┏━━

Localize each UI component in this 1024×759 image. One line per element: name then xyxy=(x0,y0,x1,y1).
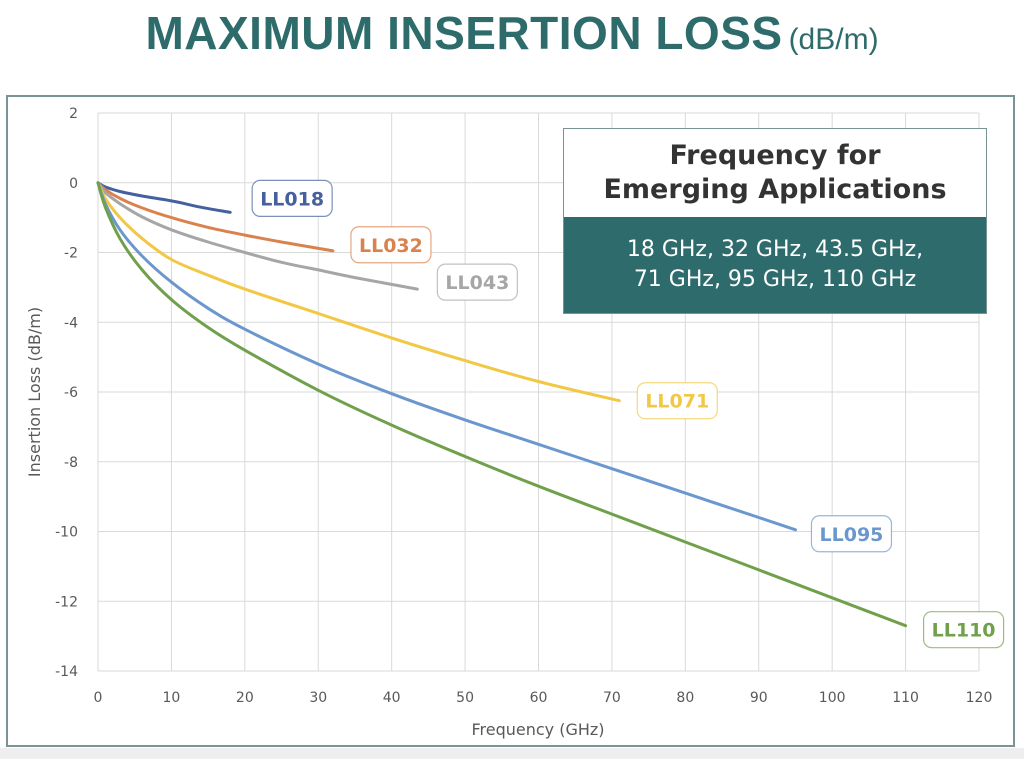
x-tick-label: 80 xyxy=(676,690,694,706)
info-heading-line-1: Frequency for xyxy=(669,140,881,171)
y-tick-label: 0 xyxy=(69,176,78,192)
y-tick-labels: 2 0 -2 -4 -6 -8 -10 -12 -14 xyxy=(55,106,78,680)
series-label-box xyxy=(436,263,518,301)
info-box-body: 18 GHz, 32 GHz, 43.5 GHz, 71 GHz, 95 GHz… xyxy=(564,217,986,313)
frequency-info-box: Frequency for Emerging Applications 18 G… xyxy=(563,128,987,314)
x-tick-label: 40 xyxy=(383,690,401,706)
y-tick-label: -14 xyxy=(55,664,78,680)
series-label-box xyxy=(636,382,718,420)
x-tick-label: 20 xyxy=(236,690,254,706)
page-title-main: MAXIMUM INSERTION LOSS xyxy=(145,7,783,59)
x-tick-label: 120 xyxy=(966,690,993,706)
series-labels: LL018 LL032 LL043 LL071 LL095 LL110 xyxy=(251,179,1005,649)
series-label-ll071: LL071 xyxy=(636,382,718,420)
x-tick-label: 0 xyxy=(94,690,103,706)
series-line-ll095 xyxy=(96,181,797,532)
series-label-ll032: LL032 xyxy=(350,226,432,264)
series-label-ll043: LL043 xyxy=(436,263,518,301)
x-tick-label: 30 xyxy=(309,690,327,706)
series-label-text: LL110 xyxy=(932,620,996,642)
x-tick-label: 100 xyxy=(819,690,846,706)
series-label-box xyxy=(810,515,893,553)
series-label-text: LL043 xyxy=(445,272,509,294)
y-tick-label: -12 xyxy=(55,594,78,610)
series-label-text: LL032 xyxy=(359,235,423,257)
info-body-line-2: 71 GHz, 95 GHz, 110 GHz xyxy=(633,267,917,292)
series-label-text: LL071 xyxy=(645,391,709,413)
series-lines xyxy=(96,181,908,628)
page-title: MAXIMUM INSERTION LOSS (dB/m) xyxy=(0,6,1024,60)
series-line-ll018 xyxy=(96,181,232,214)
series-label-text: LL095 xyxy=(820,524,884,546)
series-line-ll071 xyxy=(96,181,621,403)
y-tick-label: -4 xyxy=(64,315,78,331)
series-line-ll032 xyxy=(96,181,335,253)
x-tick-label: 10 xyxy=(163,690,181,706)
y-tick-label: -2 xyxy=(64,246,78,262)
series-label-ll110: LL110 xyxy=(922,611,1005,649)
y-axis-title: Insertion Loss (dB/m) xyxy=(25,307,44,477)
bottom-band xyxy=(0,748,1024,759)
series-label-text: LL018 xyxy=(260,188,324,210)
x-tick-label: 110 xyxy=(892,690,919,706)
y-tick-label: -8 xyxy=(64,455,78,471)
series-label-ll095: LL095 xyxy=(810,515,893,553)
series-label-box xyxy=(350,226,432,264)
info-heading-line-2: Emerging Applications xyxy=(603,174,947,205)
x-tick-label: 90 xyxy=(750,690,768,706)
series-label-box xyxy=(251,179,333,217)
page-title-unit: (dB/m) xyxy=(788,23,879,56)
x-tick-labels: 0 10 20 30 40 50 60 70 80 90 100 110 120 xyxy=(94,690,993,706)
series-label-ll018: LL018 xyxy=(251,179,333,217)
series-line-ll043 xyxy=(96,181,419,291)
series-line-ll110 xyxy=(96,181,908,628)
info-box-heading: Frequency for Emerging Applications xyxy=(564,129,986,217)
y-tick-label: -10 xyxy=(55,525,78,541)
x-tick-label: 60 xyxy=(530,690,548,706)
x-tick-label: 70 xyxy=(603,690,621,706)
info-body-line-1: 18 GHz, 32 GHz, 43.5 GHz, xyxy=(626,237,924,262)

┗━━

- _What to work on_
Return the lines starting with the line that contains "x-tick-label: 80 xyxy=(676,690,694,706)" and going on through the line that contains "series-label-box xyxy=(251,179,333,217)", copied character for character.

- _Complete output_
x-tick-label: 80 xyxy=(676,690,694,706)
info-heading-line-1: Frequency for xyxy=(669,140,881,171)
y-tick-label: 0 xyxy=(69,176,78,192)
y-tick-labels: 2 0 -2 -4 -6 -8 -10 -12 -14 xyxy=(55,106,78,680)
series-label-box xyxy=(436,263,518,301)
info-box-body: 18 GHz, 32 GHz, 43.5 GHz, 71 GHz, 95 GHz… xyxy=(564,217,986,313)
frequency-info-box: Frequency for Emerging Applications 18 G… xyxy=(563,128,987,314)
x-tick-label: 40 xyxy=(383,690,401,706)
y-tick-label: -14 xyxy=(55,664,78,680)
series-label-box xyxy=(636,382,718,420)
x-tick-label: 20 xyxy=(236,690,254,706)
page-title-main: MAXIMUM INSERTION LOSS xyxy=(145,7,783,59)
x-tick-label: 120 xyxy=(966,690,993,706)
series-labels: LL018 LL032 LL043 LL071 LL095 LL110 xyxy=(251,179,1005,649)
series-label-ll071: LL071 xyxy=(636,382,718,420)
x-tick-label: 0 xyxy=(94,690,103,706)
series-line-ll095 xyxy=(96,181,797,532)
series-label-ll032: LL032 xyxy=(350,226,432,264)
series-label-ll043: LL043 xyxy=(436,263,518,301)
x-tick-label: 30 xyxy=(309,690,327,706)
series-label-text: LL110 xyxy=(932,620,996,642)
x-tick-label: 100 xyxy=(819,690,846,706)
series-label-box xyxy=(810,515,893,553)
series-label-text: LL043 xyxy=(445,272,509,294)
y-tick-label: -12 xyxy=(55,594,78,610)
series-label-text: LL032 xyxy=(359,235,423,257)
info-body-line-2: 71 GHz, 95 GHz, 110 GHz xyxy=(633,267,917,292)
series-label-text: LL071 xyxy=(645,391,709,413)
series-lines xyxy=(96,181,908,628)
page-title: MAXIMUM INSERTION LOSS (dB/m) xyxy=(0,6,1024,60)
series-line-ll018 xyxy=(96,181,232,214)
series-label-text: LL095 xyxy=(820,524,884,546)
series-line-ll071 xyxy=(96,181,621,403)
y-tick-label: -4 xyxy=(64,315,78,331)
series-line-ll032 xyxy=(96,181,335,253)
x-tick-label: 10 xyxy=(163,690,181,706)
y-tick-label: -2 xyxy=(64,246,78,262)
series-label-ll110: LL110 xyxy=(922,611,1005,649)
y-axis-title: Insertion Loss (dB/m) xyxy=(25,307,44,477)
bottom-band xyxy=(0,748,1024,759)
series-label-text: LL018 xyxy=(260,188,324,210)
x-tick-label: 110 xyxy=(892,690,919,706)
y-tick-label: -8 xyxy=(64,455,78,471)
series-label-ll095: LL095 xyxy=(810,515,893,553)
series-label-box xyxy=(350,226,432,264)
info-heading-line-2: Emerging Applications xyxy=(603,174,947,205)
x-tick-label: 90 xyxy=(750,690,768,706)
series-label-box xyxy=(251,179,333,217)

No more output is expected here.